SOURCE MATERIAL:
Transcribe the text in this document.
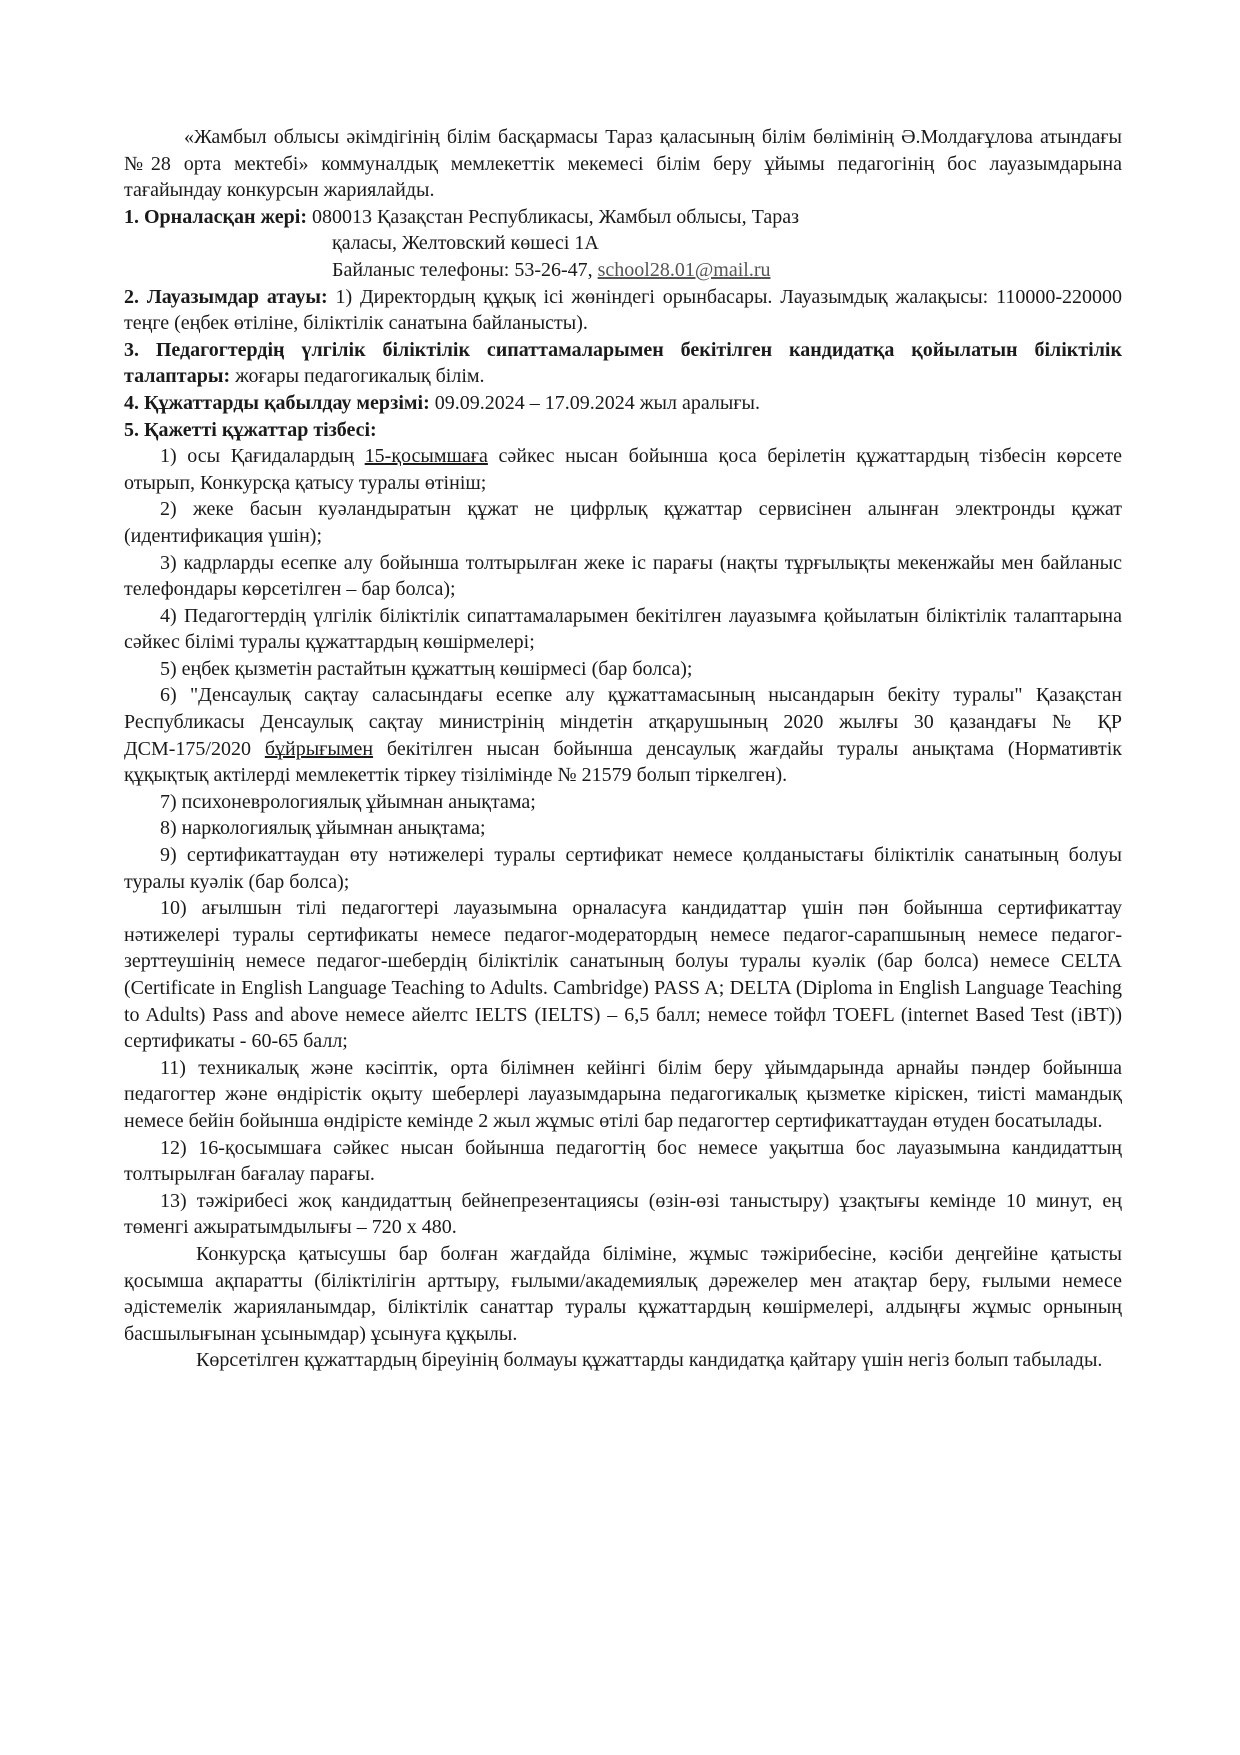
«Жамбыл облысы әкімдігінің білім басқармасы Тараз қаласының білім бөлімінің Ә.Молдағұлова атындағы №28 орта мектебі» коммуналдық мемлекеттік мекемесі білім беру ұйымы педагогінің бос лауазымдарына тағайындау конкурсын жариялайды.

1. Орналасқан жері: 080013 Қазақстан Республикасы, Жамбыл облысы, Тараз
қаласы, Желтовский көшесі 1А
Байланыс телефоны: 53-26-47, school28.01@mail.ru

2. Лауазымдар атауы: 1) Директордың құқық ісі жөніндегі орынбасары. Лауазымдық жалақысы: 110000-220000 теңге (еңбек өтіліне, біліктілік санатына байланысты).

3. Педагогтердің үлгілік біліктілік сипаттамаларымен бекітілген кандидатқа қойылатын біліктілік талаптары: жоғары педагогикалық білім.

4. Құжаттарды қабылдау мерзімі: 09.09.2024 – 17.09.2024 жыл аралығы.

5. Қажетті құжаттар тізбесі:

1) осы Қағидалардың 15-қосымшаға сәйкес нысан бойынша қоса берілетін құжаттардың тізбесін көрсете отырып, Конкурсқа қатысу туралы өтініш;

2) жеке басын куәландыратын құжат не цифрлық құжаттар сервисінен алынған электронды құжат (идентификация үшін);

3) кадрларды есепке алу бойынша толтырылған жеке іс парағы (нақты тұрғылықты мекенжайы мен байланыс телефондары көрсетілген – бар болса);

4) Педагогтердің үлгілік біліктілік сипаттамаларымен бекітілген лауазымға қойылатын біліктілік талаптарына сәйкес білімі туралы құжаттардың көшірмелері;

5) еңбек қызметін растайтын құжаттың көшірмесі (бар болса);

6) "Денсаулық сақтау саласындағы есепке алу құжаттамасының нысандарын бекіту туралы" Қазақстан Республикасы Денсаулық сақтау министрінің міндетін атқарушының 2020 жылғы 30 қазандағы № ҚР ДСМ-175/2020 бұйрығымен бекітілген нысан бойынша денсаулық жағдайы туралы анықтама (Нормативтік құқықтық актілерді мемлекеттік тіркеу тізілімінде № 21579 болып тіркелген).

7) психоневрологиялық ұйымнан анықтама;

8) наркологиялық ұйымнан анықтама;

9) сертификаттаудан өту нәтижелері туралы сертификат немесе қолданыстағы біліктілік санатының болуы туралы куәлік (бар болса);

10) ағылшын тілі педагогтері лауазымына орналасуға кандидаттар үшін пән бойынша сертификаттау нәтижелері туралы сертификаты немесе педагог-модератордың немесе педагог-сарапшының немесе педагог-зерттеушінің немесе педагог-шебердің біліктілік санатының болуы туралы куәлік (бар болса) немесе CELTA (Certificate in English Language Teaching to Adults. Cambridge) PASS A; DELTA (Diploma in English Language Teaching to Adults) Pass and above немесе айелтс IELTS (IELTS) – 6,5 балл; немесе тойфл TOEFL (internet Based Test (iBT)) сертификаты - 60-65 балл;

11) техникалық және кәсіптік, орта білімнен кейінгі білім беру ұйымдарында арнайы пәндер бойынша педагогтер және өндірістік оқыту шеберлері лауазымдарына педагогикалық қызметке кіріскен, тиісті мамандық немесе бейін бойынша өндірісте кемінде 2 жыл жұмыс өтілі бар педагогтер сертификаттаудан өтуден босатылады.

12) 16-қосымшаға сәйкес нысан бойынша педагогтің бос немесе уақытша бос лауазымына кандидаттың толтырылған бағалау парағы.

13) тәжірибесі жоқ кандидаттың бейнепрезентациясы (өзін-өзі таныстыру) ұзақтығы кемінде 10 минут, ең төменгі ажыратымдылығы – 720 x 480.

Конкурсқа қатысушы бар болған жағдайда біліміне, жұмыс тәжірибесіне, кәсіби деңгейіне қатысты қосымша ақпаратты (біліктілігін арттыру, ғылыми/академиялық дәрежелер мен атақтар беру, ғылыми немесе әдістемелік жарияланымдар, біліктілік санаттар туралы құжаттардың көшірмелері, алдыңғы жұмыс орнының басшылығынан ұсынымдар) ұсынуға құқылы.

Көрсетілген құжаттардың біреуінің болмауы құжаттарды кандидатқа қайтару үшін негіз болып табылады.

DIRECTIVE:
An exact transcription of all the entries is required, without the pictures.

ANSWER TO THIS PROBLEM:
Transcribe the text in this document.
«Жамбыл облысы әкімдігінің білім басқармасы Тараз қаласының білім бөлімінің Ә.Молдағұлова атындағы №28 орта мектебі» коммуналдық мемлекеттік мекемесі білім беру ұйымы педагогінің бос лауазымдарына тағайындау конкурсын жариялайды.

1. Орналасқан жері: 080013 Қазақстан Республикасы, Жамбыл облысы, Тараз
қаласы, Желтовский көшесі 1А
Байланыс телефоны: 53-26-47, school28.01@mail.ru

2. Лауазымдар атауы: 1) Директордың құқық ісі жөніндегі орынбасары. Лауазымдық жалақысы: 110000-220000 теңге (еңбек өтіліне, біліктілік санатына байланысты).

3. Педагогтердің үлгілік біліктілік сипаттамаларымен бекітілген кандидатқа қойылатын біліктілік талаптары: жоғары педагогикалық білім.

4. Құжаттарды қабылдау мерзімі: 09.09.2024 – 17.09.2024 жыл аралығы.

5. Қажетті құжаттар тізбесі:

1) осы Қағидалардың 15-қосымшаға сәйкес нысан бойынша қоса берілетін құжаттардың тізбесін көрсете отырып, Конкурсқа қатысу туралы өтініш;

2) жеке басын куәландыратын құжат не цифрлық құжаттар сервисінен алынған электронды құжат (идентификация үшін);

3) кадрларды есепке алу бойынша толтырылған жеке іс парағы (нақты тұрғылықты мекенжайы мен байланыс телефондары көрсетілген – бар болса);

4) Педагогтердің үлгілік біліктілік сипаттамаларымен бекітілген лауазымға қойылатын біліктілік талаптарына сәйкес білімі туралы құжаттардың көшірмелері;

5) еңбек қызметін растайтын құжаттың көшірмесі (бар болса);

6) "Денсаулық сақтау саласындағы есепке алу құжаттамасының нысандарын бекіту туралы" Қазақстан Республикасы Денсаулық сақтау министрінің міндетін атқарушының 2020 жылғы 30 қазандағы № ҚР ДСМ-175/2020 бұйрығымен бекітілген нысан бойынша денсаулық жағдайы туралы анықтама (Нормативтік құқықтық актілерді мемлекеттік тіркеу тізілімінде № 21579 болып тіркелген).

7) психоневрологиялық ұйымнан анықтама;

8) наркологиялық ұйымнан анықтама;

9) сертификаттаудан өту нәтижелері туралы сертификат немесе қолданыстағы біліктілік санатының болуы туралы куәлік (бар болса);

10) ағылшын тілі педагогтері лауазымына орналасуға кандидаттар үшін пән бойынша сертификаттау нәтижелері туралы сертификаты немесе педагог-модератордың немесе педагог-сарапшының немесе педагог-зерттеушінің немесе педагог-шебердің біліктілік санатының болуы туралы куәлік (бар болса) немесе CELTA (Certificate in English Language Teaching to Adults. Cambridge) PASS A; DELTA (Diploma in English Language Teaching to Adults) Pass and above немесе айелтс IELTS (IELTS) – 6,5 балл; немесе тойфл TOEFL (internet Based Test (iBT)) сертификаты - 60-65 балл;

11) техникалық және кәсіптік, орта білімнен кейінгі білім беру ұйымдарында арнайы пәндер бойынша педагогтер және өндірістік оқыту шеберлері лауазымдарына педагогикалық қызметке кіріскен, тиісті мамандық немесе бейін бойынша өндірісте кемінде 2 жыл жұмыс өтілі бар педагогтер сертификаттаудан өтуден босатылады.

12) 16-қосымшаға сәйкес нысан бойынша педагогтің бос немесе уақытша бос лауазымына кандидаттың толтырылған бағалау парағы.

13) тәжірибесі жоқ кандидаттың бейнепрезентациясы (өзін-өзі таныстыру) ұзақтығы кемінде 10 минут, ең төменгі ажыратымдылығы – 720 x 480.

Конкурсқа қатысушы бар болған жағдайда біліміне, жұмыс тәжірибесіне, кәсіби деңгейіне қатысты қосымша ақпаратты (біліктілігін арттыру, ғылыми/академиялық дәрежелер мен атақтар беру, ғылыми немесе әдістемелік жарияланымдар, біліктілік санаттар туралы құжаттардың көшірмелері, алдыңғы жұмыс орнының басшылығынан ұсынымдар) ұсынуға құқылы.

Көрсетілген құжаттардың біреуінің болмауы құжаттарды кандидатқа қайтару үшін негіз болып табылады.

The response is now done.